Provide an exact copy of the data, excluding the images.

Raw records
########

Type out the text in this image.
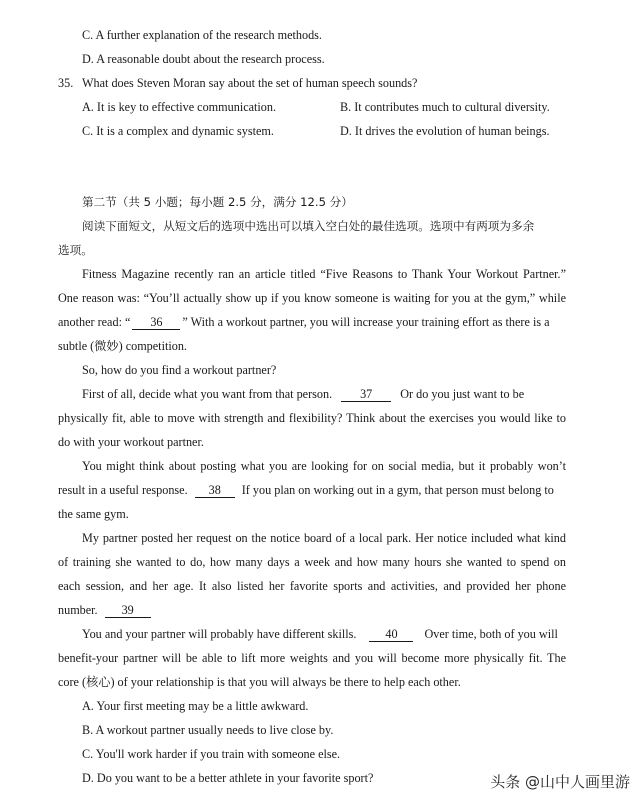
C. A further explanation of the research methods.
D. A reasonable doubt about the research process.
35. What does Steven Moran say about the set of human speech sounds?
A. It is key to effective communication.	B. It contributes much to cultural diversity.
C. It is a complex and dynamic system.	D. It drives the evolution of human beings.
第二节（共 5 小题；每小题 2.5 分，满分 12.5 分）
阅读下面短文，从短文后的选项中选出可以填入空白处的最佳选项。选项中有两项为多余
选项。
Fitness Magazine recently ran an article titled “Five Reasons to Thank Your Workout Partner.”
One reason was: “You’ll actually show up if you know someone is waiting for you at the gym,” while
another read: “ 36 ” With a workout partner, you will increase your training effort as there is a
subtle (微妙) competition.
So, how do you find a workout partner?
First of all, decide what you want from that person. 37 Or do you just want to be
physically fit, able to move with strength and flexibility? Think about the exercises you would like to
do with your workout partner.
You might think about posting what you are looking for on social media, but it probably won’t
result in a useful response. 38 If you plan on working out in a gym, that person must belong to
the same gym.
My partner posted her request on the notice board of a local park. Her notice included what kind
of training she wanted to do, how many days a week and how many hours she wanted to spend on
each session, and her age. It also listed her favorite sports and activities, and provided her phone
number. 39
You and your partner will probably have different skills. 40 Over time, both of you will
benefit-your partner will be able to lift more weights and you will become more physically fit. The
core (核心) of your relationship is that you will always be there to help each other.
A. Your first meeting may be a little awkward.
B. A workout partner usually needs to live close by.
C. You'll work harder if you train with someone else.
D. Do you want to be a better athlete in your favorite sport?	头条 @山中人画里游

########

Answer below
Type out the text in this image.
C. A further explanation of the research methods.
D. A reasonable doubt about the research process.
35. What does Steven Moran say about the set of human speech sounds?
A. It is key to effective communication.	B. It contributes much to cultural diversity.
C. It is a complex and dynamic system.	D. It drives the evolution of human beings.
第二节（共 5 小题；每小题 2.5 分，满分 12.5 分）
阅读下面短文，从短文后的选项中选出可以填入空白处的最佳选项。选项中有两项为多余
选项。
Fitness Magazine recently ran an article titled “Five Reasons to Thank Your Workout Partner.”
One reason was: “You’ll actually show up if you know someone is waiting for you at the gym,” while
another read: “ 36 ” With a workout partner, you will increase your training effort as there is a
subtle (微妙) competition.
So, how do you find a workout partner?
First of all, decide what you want from that person. 37 Or do you just want to be
physically fit, able to move with strength and flexibility? Think about the exercises you would like to
do with your workout partner.
You might think about posting what you are looking for on social media, but it probably won’t
result in a useful response. 38 If you plan on working out in a gym, that person must belong to
the same gym.
My partner posted her request on the notice board of a local park. Her notice included what kind
of training she wanted to do, how many days a week and how many hours she wanted to spend on
each session, and her age. It also listed her favorite sports and activities, and provided her phone
number. 39
You and your partner will probably have different skills. 40 Over time, both of you will
benefit-your partner will be able to lift more weights and you will become more physically fit. The
core (核心) of your relationship is that you will always be there to help each other.
A. Your first meeting may be a little awkward.
B. A workout partner usually needs to live close by.
C. You'll work harder if you train with someone else.
D. Do you want to be a better athlete in your favorite sport?	头条 @山中人画里游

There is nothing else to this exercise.